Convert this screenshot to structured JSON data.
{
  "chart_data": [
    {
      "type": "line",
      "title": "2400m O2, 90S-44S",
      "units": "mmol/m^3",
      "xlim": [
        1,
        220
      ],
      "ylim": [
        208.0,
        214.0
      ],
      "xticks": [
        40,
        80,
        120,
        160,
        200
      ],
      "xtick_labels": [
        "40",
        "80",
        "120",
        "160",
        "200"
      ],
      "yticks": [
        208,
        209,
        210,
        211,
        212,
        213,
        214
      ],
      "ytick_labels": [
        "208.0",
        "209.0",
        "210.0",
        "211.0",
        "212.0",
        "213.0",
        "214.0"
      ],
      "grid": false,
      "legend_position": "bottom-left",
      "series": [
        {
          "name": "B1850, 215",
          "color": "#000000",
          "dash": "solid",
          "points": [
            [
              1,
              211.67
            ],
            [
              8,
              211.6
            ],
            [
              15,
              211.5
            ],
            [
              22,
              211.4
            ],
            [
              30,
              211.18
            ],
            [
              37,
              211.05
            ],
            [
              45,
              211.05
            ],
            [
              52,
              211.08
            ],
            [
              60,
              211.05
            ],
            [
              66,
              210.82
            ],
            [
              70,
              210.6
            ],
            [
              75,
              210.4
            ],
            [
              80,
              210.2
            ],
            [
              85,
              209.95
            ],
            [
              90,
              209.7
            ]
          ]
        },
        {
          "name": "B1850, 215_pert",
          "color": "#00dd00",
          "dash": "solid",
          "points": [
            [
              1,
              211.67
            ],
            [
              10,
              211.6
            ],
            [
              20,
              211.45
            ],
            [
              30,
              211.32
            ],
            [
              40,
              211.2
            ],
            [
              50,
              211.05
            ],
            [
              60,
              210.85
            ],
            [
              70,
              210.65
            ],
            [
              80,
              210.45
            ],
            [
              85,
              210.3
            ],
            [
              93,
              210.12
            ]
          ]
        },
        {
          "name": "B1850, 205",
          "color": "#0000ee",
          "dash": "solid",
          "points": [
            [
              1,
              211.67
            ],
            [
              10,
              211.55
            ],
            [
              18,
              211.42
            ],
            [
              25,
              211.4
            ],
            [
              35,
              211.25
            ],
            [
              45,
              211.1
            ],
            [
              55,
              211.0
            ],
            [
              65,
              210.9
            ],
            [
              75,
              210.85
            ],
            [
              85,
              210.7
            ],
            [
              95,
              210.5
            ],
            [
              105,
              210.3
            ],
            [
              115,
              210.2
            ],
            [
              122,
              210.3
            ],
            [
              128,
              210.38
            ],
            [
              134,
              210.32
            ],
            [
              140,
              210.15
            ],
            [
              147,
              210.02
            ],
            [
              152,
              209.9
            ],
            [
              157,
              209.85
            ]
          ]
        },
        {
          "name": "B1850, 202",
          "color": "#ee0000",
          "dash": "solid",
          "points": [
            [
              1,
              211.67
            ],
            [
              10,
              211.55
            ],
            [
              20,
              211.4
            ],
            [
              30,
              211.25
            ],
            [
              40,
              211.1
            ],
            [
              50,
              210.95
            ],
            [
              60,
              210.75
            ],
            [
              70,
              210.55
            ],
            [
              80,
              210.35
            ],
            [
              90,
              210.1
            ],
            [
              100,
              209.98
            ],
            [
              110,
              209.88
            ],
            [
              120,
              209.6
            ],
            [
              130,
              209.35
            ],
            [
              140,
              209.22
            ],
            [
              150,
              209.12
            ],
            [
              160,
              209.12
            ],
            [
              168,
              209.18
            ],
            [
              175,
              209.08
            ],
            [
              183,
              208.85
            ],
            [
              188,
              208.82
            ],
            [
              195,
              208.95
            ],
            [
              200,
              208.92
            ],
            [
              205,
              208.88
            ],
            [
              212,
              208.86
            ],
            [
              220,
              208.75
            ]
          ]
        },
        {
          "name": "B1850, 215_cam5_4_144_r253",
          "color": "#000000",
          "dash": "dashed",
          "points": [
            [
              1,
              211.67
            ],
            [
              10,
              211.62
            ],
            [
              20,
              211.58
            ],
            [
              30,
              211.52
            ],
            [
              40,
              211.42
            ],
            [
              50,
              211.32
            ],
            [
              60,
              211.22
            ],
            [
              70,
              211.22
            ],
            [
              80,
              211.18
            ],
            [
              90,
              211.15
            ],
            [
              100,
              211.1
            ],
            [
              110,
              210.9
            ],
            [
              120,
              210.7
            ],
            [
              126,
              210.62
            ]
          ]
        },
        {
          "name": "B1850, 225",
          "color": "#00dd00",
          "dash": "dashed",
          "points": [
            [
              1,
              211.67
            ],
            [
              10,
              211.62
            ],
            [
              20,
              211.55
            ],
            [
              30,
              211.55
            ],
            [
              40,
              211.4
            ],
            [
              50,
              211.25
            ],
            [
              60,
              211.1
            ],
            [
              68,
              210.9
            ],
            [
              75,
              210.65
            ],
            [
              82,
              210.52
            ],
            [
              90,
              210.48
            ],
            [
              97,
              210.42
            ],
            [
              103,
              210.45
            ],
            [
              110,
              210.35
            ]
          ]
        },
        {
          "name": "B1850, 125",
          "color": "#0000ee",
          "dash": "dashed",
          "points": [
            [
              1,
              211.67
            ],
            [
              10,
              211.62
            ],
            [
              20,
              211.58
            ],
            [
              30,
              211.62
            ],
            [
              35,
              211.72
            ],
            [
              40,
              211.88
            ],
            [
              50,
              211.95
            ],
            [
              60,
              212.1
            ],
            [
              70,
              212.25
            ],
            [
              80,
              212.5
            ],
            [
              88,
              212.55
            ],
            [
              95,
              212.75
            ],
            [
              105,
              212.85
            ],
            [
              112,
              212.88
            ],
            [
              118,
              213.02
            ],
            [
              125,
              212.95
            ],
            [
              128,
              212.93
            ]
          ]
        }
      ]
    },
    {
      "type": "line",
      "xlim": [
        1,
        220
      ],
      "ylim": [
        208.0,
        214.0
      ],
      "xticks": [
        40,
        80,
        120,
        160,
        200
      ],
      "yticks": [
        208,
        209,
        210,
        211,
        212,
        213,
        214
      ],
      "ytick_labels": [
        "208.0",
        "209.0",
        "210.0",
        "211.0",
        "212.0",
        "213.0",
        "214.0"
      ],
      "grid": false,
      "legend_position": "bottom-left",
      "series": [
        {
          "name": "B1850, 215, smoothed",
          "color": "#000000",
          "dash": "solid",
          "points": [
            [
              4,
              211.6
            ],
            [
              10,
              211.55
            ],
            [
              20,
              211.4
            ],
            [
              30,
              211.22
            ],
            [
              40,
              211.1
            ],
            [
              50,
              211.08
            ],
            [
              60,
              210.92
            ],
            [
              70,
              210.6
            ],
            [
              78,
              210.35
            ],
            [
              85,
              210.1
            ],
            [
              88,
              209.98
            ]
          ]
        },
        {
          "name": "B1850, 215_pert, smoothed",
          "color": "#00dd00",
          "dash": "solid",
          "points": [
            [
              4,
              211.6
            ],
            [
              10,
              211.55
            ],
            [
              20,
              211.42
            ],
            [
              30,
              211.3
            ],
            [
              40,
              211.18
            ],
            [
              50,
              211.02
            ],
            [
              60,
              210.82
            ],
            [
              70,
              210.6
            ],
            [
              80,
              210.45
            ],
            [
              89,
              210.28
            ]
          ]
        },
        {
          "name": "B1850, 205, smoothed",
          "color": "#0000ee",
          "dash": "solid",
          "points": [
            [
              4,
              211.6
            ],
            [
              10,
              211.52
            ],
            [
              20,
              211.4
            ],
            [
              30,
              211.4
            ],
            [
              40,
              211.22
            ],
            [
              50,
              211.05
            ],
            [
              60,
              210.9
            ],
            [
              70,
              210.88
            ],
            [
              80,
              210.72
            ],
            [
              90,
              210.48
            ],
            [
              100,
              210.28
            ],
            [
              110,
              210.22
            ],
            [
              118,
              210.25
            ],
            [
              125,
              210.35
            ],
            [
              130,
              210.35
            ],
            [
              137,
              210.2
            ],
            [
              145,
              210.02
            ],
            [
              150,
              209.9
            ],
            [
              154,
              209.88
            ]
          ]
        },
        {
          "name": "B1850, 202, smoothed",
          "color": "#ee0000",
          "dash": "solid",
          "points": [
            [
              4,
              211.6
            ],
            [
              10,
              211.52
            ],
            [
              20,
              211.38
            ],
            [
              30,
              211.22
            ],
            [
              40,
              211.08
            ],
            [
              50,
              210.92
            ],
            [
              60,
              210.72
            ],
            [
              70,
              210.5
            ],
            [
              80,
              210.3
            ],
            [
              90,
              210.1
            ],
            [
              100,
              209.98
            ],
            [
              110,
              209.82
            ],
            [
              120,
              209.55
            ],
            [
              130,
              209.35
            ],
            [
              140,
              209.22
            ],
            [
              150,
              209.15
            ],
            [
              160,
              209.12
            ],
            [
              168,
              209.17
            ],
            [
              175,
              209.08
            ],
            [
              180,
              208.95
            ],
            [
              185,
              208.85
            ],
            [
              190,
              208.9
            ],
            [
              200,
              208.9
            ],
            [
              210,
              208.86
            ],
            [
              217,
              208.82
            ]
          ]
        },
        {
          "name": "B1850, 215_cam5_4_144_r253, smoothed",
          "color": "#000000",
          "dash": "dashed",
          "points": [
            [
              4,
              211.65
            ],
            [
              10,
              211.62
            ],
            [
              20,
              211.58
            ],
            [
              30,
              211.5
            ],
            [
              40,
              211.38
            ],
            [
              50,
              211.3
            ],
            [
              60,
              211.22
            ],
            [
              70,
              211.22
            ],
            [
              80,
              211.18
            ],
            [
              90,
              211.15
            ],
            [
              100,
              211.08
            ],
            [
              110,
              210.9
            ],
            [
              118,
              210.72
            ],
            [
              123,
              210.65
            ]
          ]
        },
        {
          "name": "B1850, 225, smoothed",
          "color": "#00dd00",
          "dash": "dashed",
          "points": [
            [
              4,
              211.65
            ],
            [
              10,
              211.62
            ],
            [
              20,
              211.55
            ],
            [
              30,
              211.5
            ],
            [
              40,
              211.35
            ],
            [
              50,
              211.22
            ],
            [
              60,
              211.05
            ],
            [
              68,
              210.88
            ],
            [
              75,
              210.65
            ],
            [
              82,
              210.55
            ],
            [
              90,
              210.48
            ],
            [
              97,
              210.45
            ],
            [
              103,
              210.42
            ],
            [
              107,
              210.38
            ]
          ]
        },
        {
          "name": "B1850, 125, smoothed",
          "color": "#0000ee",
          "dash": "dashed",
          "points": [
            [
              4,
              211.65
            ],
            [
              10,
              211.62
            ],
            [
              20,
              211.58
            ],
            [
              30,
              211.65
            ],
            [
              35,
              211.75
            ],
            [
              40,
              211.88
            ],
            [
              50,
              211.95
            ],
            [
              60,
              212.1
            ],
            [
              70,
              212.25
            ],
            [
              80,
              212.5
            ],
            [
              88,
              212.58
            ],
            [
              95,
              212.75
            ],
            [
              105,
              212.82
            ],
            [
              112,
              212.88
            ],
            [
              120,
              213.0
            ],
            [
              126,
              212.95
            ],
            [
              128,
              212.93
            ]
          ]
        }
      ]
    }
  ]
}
● ● ●
Exercise requirements: Which lines hold the string "smoothed"? List them all.

Full output:
          "name": "B1850, 215, smoothed",
          "name": "B1850, 215_pert, smoothed",
          "name": "B1850, 205, smoothed",
          "name": "B1850, 202, smoothed",
          "name": "B1850, 215_cam5_4_144_r253, smoothed",
          "name": "B1850, 225, smoothed",
          "name": "B1850, 125, smoothed",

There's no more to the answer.